Opdrachten →
1. Herhaal woordelijk het deel van de leestekst dat opent met de woorden die "Tegenover mij tikt" bevatten en sluit met "op zijn knie.".
2. Wat heeft de jongen in de leestekst al gedaan met het deksel van zijn beker koffie?

Leestekst →
= = =

Tegenover mij tikt een jongen traag en vele malen verschillende
punten van zijn lichaam aan, alsof hij een kruis slaat
met niet eerder gekende onderdelen, een lijf heeft dat hij eerst nu
bemerkt, een gebed dat alleen voor hem
geldt of een oefening in concentratie zodat alles dat hierna komt
eenvoudiger wordt of beloond met resultaat.
Pas daarna neemt hij een slok uit de beker koffie waarvan hij het
deksel al heeft weggegooid. Ik denk aan
springen op alleen de zwarte strepen van de zebra of hoe de eerste
koffie het lekkerst smaakte na de kerkgang,
vroeger en in hoeverre zijn buurvrouw niet hetzelfde doet: sjaaltje
knopend en weer los, haar achter het oor en weer
voorovervallend, herhalend wat het meest vertrouwd is en of het
niet beter zou zijn een hand te leggen op zijn knie.

= = =

Verzamelde gegevensregels →
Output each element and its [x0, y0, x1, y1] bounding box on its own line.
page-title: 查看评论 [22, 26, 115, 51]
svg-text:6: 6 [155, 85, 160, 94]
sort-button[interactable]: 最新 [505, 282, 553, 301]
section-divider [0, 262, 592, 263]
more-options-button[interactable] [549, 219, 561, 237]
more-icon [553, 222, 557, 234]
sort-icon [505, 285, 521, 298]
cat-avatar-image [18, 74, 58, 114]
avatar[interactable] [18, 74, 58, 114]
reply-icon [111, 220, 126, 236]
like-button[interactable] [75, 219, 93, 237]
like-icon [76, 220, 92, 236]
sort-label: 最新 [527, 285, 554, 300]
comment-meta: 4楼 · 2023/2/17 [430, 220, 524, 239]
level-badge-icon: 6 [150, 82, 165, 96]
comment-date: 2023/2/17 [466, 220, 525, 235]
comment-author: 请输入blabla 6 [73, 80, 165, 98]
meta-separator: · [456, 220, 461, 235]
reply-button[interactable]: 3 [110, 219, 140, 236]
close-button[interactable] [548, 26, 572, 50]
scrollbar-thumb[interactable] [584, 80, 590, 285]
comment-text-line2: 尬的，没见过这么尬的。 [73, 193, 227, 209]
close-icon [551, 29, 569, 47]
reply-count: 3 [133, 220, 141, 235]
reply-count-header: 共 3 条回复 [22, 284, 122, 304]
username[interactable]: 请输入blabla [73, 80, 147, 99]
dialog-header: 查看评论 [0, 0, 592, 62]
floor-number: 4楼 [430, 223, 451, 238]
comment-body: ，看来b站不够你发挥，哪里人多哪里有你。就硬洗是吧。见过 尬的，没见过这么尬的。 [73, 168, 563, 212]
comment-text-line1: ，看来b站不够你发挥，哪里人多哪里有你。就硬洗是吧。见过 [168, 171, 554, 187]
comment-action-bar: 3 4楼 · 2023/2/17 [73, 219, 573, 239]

= = =

Antwoorden per opdracht →
1.
Tegenover mij tikt een jongen traag en vele malen verschillende
punten van zijn lichaam aan, alsof hij een kruis slaat
met niet eerder gekende onderdelen, een lijf heeft dat hij eerst nu
bemerkt, een gebed dat alleen voor hem
geldt of een oefening in concentratie zodat alles dat hierna komt
eenvoudiger wordt of beloond met resultaat.
Pas daarna neemt hij een slok uit de beker koffie waarvan hij het
deksel al heeft weggegooid. Ik denk aan
springen op alleen de zwarte strepen van de zebra of hoe de eerste
koffie het lekkerst smaakte na de kerkgang,
vroeger en in hoeverre zijn buurvrouw niet hetzelfde doet: sjaaltje
knopend en weer los, haar achter het oor en weer
voorovervallend, herhalend wat het meest vertrouwd is en of het
niet beter zou zijn een hand te leggen op zijn knie.

2. Hij heeft het deksel al weggegooid.